§ **Set problem**
Repeat the lines that follow, leaving nothing out.

§ **Stored records**
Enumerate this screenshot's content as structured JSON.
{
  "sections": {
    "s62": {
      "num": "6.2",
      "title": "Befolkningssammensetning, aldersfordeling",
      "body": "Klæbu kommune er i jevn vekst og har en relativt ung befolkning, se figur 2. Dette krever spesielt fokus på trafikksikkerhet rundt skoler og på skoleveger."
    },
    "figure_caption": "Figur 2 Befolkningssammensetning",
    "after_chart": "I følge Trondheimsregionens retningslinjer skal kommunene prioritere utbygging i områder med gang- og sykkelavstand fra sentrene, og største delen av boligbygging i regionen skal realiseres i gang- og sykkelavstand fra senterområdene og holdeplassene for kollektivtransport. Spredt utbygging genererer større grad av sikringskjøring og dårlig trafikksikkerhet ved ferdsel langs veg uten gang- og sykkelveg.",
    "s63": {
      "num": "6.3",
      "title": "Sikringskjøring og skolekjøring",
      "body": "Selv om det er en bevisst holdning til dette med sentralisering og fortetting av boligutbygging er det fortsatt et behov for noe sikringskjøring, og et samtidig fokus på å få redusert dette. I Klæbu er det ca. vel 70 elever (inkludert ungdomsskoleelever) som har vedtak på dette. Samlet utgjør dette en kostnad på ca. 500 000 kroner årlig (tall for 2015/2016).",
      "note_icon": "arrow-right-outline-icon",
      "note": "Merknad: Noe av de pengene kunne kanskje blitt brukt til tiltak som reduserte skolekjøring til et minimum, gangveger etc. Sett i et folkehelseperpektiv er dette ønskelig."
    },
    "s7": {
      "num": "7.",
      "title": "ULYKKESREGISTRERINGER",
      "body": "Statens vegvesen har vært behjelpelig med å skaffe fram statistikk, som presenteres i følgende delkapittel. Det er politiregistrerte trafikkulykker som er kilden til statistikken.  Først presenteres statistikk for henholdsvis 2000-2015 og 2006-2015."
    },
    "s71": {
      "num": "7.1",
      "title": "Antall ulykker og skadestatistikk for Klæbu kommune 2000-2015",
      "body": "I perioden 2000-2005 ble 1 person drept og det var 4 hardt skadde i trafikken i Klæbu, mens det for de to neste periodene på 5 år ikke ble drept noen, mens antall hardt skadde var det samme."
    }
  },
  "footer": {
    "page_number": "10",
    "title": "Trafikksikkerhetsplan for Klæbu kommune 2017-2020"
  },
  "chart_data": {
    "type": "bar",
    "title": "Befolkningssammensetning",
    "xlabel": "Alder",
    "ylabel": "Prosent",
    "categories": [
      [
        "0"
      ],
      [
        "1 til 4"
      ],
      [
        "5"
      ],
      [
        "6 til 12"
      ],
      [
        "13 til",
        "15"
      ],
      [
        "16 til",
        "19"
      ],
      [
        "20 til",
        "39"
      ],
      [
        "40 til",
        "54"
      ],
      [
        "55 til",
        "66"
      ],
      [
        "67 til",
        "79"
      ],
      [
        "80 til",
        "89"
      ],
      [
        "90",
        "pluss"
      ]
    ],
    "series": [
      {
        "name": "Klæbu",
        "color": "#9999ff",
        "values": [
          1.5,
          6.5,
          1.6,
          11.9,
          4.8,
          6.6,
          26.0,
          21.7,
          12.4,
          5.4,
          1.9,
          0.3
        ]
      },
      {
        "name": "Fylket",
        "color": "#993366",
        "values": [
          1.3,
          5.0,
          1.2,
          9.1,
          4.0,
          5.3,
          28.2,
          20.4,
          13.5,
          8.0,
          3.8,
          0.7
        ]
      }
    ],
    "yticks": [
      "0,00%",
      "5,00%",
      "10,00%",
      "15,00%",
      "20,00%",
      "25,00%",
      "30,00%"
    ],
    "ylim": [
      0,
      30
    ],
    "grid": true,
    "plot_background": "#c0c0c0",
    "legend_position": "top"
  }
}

§ **Exercise answer**
Enumerate this screenshot's content as structured JSON.
{
  "sections": {
    "s62": {
      "num": "6.2",
      "title": "Befolkningssammensetning, aldersfordeling",
      "body": "Klæbu kommune er i jevn vekst og har en relativt ung befolkning, se figur 2. Dette krever spesielt fokus på trafikksikkerhet rundt skoler og på skoleveger."
    },
    "figure_caption": "Figur 2 Befolkningssammensetning",
    "after_chart": "I følge Trondheimsregionens retningslinjer skal kommunene prioritere utbygging i områder med gang- og sykkelavstand fra sentrene, og største delen av boligbygging i regionen skal realiseres i gang- og sykkelavstand fra senterområdene og holdeplassene for kollektivtransport. Spredt utbygging genererer større grad av sikringskjøring og dårlig trafikksikkerhet ved ferdsel langs veg uten gang- og sykkelveg.",
    "s63": {
      "num": "6.3",
      "title": "Sikringskjøring og skolekjøring",
      "body": "Selv om det er en bevisst holdning til dette med sentralisering og fortetting av boligutbygging er det fortsatt et behov for noe sikringskjøring, og et samtidig fokus på å få redusert dette. I Klæbu er det ca. vel 70 elever (inkludert ungdomsskoleelever) som har vedtak på dette. Samlet utgjør dette en kostnad på ca. 500 000 kroner årlig (tall for 2015/2016).",
      "note_icon": "arrow-right-outline-icon",
      "note": "Merknad: Noe av de pengene kunne kanskje blitt brukt til tiltak som reduserte skolekjøring til et minimum, gangveger etc. Sett i et folkehelseperpektiv er dette ønskelig."
    },
    "s7": {
      "num": "7.",
      "title": "ULYKKESREGISTRERINGER",
      "body": "Statens vegvesen har vært behjelpelig med å skaffe fram statistikk, som presenteres i følgende delkapittel. Det er politiregistrerte trafikkulykker som er kilden til statistikken.  Først presenteres statistikk for henholdsvis 2000-2015 og 2006-2015."
    },
    "s71": {
      "num": "7.1",
      "title": "Antall ulykker og skadestatistikk for Klæbu kommune 2000-2015",
      "body": "I perioden 2000-2005 ble 1 person drept og det var 4 hardt skadde i trafikken i Klæbu, mens det for de to neste periodene på 5 år ikke ble drept noen, mens antall hardt skadde var det samme."
    }
  },
  "footer": {
    "page_number": "10",
    "title": "Trafikksikkerhetsplan for Klæbu kommune 2017-2020"
  },
  "chart_data": {
    "type": "bar",
    "title": "Befolkningssammensetning",
    "xlabel": "Alder",
    "ylabel": "Prosent",
    "categories": [
      [
        "0"
      ],
      [
        "1 til 4"
      ],
      [
        "5"
      ],
      [
        "6 til 12"
      ],
      [
        "13 til",
        "15"
      ],
      [
        "16 til",
        "19"
      ],
      [
        "20 til",
        "39"
      ],
      [
        "40 til",
        "54"
      ],
      [
        "55 til",
        "66"
      ],
      [
        "67 til",
        "79"
      ],
      [
        "80 til",
        "89"
      ],
      [
        "90",
        "pluss"
      ]
    ],
    "series": [
      {
        "name": "Klæbu",
        "color": "#9999ff",
        "values": [
          1.5,
          6.5,
          1.6,
          11.9,
          4.8,
          6.6,
          26.0,
          21.7,
          12.4,
          5.4,
          1.9,
          0.3
        ]
      },
      {
        "name": "Fylket",
        "color": "#993366",
        "values": [
          1.3,
          5.0,
          1.2,
          9.1,
          4.0,
          5.3,
          28.2,
          20.4,
          13.5,
          8.0,
          3.8,
          0.7
        ]
      }
    ],
    "yticks": [
      "0,00%",
      "5,00%",
      "10,00%",
      "15,00%",
      "20,00%",
      "25,00%",
      "30,00%"
    ],
    "ylim": [
      0,
      30
    ],
    "grid": true,
    "plot_background": "#c0c0c0",
    "legend_position": "top"
  }
}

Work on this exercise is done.